- **STORED RECORDS**
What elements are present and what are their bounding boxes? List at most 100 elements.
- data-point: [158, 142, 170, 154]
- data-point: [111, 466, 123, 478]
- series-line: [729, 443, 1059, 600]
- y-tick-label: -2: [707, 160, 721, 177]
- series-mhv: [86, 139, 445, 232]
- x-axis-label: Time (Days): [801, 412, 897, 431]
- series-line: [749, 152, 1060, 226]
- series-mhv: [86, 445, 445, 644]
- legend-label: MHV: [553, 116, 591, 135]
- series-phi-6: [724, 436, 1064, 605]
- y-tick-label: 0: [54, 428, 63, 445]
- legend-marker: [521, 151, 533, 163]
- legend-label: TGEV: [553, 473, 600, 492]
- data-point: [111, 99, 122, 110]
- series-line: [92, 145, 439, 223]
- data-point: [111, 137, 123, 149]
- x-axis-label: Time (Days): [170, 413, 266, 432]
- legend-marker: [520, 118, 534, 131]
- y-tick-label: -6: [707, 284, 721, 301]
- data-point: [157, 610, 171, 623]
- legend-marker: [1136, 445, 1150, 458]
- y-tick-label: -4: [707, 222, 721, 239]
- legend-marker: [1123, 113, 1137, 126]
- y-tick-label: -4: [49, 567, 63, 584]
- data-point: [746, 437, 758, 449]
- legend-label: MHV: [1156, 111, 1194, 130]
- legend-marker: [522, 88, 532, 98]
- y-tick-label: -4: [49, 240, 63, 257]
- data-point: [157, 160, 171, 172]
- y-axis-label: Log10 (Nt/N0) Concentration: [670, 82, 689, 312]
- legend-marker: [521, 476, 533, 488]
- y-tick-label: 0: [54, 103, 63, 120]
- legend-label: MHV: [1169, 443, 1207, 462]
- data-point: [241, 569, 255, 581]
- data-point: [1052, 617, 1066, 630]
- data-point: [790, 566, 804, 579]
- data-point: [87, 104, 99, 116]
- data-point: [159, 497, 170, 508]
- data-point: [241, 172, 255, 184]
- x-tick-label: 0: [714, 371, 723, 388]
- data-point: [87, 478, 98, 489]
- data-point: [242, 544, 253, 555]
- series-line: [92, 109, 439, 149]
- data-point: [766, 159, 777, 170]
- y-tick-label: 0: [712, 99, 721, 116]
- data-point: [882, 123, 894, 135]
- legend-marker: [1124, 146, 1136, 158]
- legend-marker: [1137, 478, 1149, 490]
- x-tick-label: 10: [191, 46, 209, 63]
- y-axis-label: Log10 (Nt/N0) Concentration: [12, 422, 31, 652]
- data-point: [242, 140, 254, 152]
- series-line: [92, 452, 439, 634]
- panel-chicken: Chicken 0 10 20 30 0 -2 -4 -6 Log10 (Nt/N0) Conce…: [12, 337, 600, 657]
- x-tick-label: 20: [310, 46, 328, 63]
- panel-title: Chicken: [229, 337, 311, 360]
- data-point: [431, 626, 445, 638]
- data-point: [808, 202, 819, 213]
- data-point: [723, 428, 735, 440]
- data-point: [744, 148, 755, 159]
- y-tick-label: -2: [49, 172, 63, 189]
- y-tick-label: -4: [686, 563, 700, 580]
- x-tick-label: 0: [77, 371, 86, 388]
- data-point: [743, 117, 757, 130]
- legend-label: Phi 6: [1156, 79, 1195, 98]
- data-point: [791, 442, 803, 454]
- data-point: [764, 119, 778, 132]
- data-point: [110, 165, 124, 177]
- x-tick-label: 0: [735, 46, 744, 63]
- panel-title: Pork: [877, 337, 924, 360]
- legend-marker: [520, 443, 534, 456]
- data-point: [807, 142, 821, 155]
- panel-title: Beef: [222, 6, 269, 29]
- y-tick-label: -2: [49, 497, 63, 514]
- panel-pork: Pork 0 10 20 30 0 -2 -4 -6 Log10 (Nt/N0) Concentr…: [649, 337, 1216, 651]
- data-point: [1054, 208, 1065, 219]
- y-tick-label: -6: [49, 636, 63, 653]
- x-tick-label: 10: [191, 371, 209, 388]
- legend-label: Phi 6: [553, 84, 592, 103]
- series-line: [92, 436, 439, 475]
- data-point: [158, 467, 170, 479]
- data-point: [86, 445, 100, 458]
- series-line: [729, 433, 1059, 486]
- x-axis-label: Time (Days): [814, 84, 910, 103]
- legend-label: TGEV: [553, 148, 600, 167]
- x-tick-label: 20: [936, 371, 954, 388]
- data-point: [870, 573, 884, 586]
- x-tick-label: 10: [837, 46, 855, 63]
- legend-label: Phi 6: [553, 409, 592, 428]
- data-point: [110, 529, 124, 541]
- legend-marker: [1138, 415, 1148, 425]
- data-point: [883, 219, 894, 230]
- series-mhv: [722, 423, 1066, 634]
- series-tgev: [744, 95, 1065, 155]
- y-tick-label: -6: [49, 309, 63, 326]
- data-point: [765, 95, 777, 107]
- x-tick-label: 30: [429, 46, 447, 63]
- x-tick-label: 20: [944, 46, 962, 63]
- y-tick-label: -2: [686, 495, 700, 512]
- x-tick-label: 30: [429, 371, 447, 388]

- **EXERCISE DETAILS**
Reproduce the entire listing above line for line, changing nothing.

- **RESULT**
What elements are present and what are their bounding boxes? List at most 100 elements.
- data-point: [158, 142, 170, 154]
- data-point: [111, 466, 123, 478]
- series-line: [729, 443, 1059, 600]
- y-tick-label: -2: [707, 160, 721, 177]
- series-mhv: [86, 139, 445, 232]
- x-axis-label: Time (Days): [801, 412, 897, 431]
- series-line: [749, 152, 1060, 226]
- series-mhv: [86, 445, 445, 644]
- legend-label: MHV: [553, 116, 591, 135]
- series-phi-6: [724, 436, 1064, 605]
- y-tick-label: 0: [54, 428, 63, 445]
- legend-marker: [521, 151, 533, 163]
- legend-label: TGEV: [553, 473, 600, 492]
- data-point: [111, 99, 122, 110]
- series-line: [92, 145, 439, 223]
- data-point: [111, 137, 123, 149]
- x-axis-label: Time (Days): [170, 413, 266, 432]
- legend-marker: [520, 118, 534, 131]
- y-tick-label: -6: [707, 284, 721, 301]
- data-point: [157, 610, 171, 623]
- legend-marker: [1136, 445, 1150, 458]
- y-tick-label: -4: [707, 222, 721, 239]
- legend-marker: [1123, 113, 1137, 126]
- y-tick-label: -4: [49, 567, 63, 584]
- data-point: [746, 437, 758, 449]
- legend-label: MHV: [1156, 111, 1194, 130]
- legend-marker: [522, 88, 532, 98]
- y-tick-label: -4: [49, 240, 63, 257]
- data-point: [157, 160, 171, 172]
- y-axis-label: Log10 (Nt/N0) Concentration: [670, 82, 689, 312]
- legend-marker: [521, 476, 533, 488]
- y-tick-label: 0: [54, 103, 63, 120]
- legend-label: MHV: [1169, 443, 1207, 462]
- data-point: [241, 569, 255, 581]
- data-point: [1052, 617, 1066, 630]
- data-point: [790, 566, 804, 579]
- data-point: [87, 104, 99, 116]
- data-point: [159, 497, 170, 508]
- data-point: [241, 172, 255, 184]
- x-tick-label: 0: [714, 371, 723, 388]
- data-point: [87, 478, 98, 489]
- data-point: [242, 544, 253, 555]
- series-line: [92, 109, 439, 149]
- data-point: [766, 159, 777, 170]
- y-tick-label: 0: [712, 99, 721, 116]
- data-point: [882, 123, 894, 135]
- legend-marker: [1124, 146, 1136, 158]
- legend-marker: [1137, 478, 1149, 490]
- x-tick-label: 10: [191, 46, 209, 63]
- y-axis-label: Log10 (Nt/N0) Concentration: [12, 422, 31, 652]
- data-point: [242, 140, 254, 152]
- series-line: [92, 452, 439, 634]
- panel-chicken: Chicken 0 10 20 30 0 -2 -4 -6 Log10 (Nt/N0) Conce…: [12, 337, 600, 657]
- x-tick-label: 20: [310, 46, 328, 63]
- panel-title: Chicken: [229, 337, 311, 360]
- data-point: [431, 626, 445, 638]
- data-point: [808, 202, 819, 213]
- data-point: [723, 428, 735, 440]
- data-point: [744, 148, 755, 159]
- y-tick-label: -2: [49, 172, 63, 189]
- y-tick-label: -4: [686, 563, 700, 580]
- x-tick-label: 0: [77, 371, 86, 388]
- data-point: [743, 117, 757, 130]
- legend-label: Phi 6: [1156, 79, 1195, 98]
- data-point: [791, 442, 803, 454]
- data-point: [764, 119, 778, 132]
- data-point: [110, 165, 124, 177]
- x-tick-label: 0: [735, 46, 744, 63]
- panel-title: Pork: [877, 337, 924, 360]
- legend-marker: [520, 443, 534, 456]
- data-point: [807, 142, 821, 155]
- panel-title: Beef: [222, 6, 269, 29]
- y-tick-label: -2: [49, 497, 63, 514]
- panel-pork: Pork 0 10 20 30 0 -2 -4 -6 Log10 (Nt/N0) Concentr…: [649, 337, 1216, 651]
- data-point: [1054, 208, 1065, 219]
- y-tick-label: -6: [49, 636, 63, 653]
- x-tick-label: 10: [191, 371, 209, 388]
- legend-label: Phi 6: [553, 84, 592, 103]
- series-line: [92, 436, 439, 475]
- data-point: [158, 467, 170, 479]
- data-point: [86, 445, 100, 458]
- series-line: [729, 433, 1059, 486]
- x-axis-label: Time (Days): [814, 84, 910, 103]
- legend-label: TGEV: [553, 148, 600, 167]
- x-tick-label: 20: [936, 371, 954, 388]
- data-point: [870, 573, 884, 586]
- x-tick-label: 10: [837, 46, 855, 63]
- legend-label: Phi 6: [553, 409, 592, 428]
- data-point: [110, 529, 124, 541]
- legend-marker: [1138, 415, 1148, 425]
- data-point: [883, 219, 894, 230]
- series-mhv: [722, 423, 1066, 634]
- series-tgev: [744, 95, 1065, 155]
- y-tick-label: -6: [49, 309, 63, 326]
- data-point: [765, 95, 777, 107]
- x-tick-label: 30: [429, 46, 447, 63]
- x-tick-label: 20: [944, 46, 962, 63]
- y-tick-label: -2: [686, 495, 700, 512]
- x-tick-label: 30: [429, 371, 447, 388]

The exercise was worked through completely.